(Exercise brief) Find the string "stock" in the listing and report every line that has it.

>>>>>

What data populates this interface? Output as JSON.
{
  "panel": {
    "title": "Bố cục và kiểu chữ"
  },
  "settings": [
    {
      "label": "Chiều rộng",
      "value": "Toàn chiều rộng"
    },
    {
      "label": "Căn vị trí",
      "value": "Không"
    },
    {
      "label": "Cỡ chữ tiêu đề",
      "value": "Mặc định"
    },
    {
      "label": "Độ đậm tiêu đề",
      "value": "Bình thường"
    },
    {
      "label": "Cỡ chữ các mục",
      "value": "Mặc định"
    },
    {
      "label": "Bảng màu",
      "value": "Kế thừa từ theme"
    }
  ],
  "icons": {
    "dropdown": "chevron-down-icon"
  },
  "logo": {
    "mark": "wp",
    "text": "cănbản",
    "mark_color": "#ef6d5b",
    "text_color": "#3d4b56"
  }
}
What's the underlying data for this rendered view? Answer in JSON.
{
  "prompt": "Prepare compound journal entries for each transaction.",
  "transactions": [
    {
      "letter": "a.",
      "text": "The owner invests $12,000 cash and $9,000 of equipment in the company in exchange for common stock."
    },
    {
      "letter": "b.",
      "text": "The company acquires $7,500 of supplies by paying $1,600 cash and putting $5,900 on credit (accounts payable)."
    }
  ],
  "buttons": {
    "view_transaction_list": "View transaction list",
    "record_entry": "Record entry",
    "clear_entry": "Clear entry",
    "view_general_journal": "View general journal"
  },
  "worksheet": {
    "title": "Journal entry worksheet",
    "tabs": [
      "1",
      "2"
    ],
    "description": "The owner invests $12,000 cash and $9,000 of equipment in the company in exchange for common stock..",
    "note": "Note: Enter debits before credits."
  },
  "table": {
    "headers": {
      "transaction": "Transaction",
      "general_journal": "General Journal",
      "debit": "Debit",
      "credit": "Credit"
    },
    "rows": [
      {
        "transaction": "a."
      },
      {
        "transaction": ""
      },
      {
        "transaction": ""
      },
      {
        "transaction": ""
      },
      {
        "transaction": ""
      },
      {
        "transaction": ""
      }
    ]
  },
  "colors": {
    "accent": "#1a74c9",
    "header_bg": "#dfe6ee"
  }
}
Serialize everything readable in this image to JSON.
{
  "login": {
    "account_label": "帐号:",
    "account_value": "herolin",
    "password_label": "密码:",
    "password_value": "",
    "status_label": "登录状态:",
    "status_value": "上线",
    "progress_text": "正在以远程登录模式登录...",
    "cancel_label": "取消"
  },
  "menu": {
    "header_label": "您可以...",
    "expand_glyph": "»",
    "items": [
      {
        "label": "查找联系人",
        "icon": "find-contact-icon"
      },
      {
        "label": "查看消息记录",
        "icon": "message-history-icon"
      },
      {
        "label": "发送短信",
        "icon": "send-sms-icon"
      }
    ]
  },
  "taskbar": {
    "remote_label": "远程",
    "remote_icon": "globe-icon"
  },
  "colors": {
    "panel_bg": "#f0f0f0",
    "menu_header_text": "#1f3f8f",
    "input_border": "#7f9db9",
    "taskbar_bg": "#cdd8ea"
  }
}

<<<<<

(Written solution)
      "text": "The owner invests $12,000 cash and $9,000 of equipment in the company in exchange for common stock."
    "description": "The owner invests $12,000 cash and $9,000 of equipment in the company in exchange for common stock..",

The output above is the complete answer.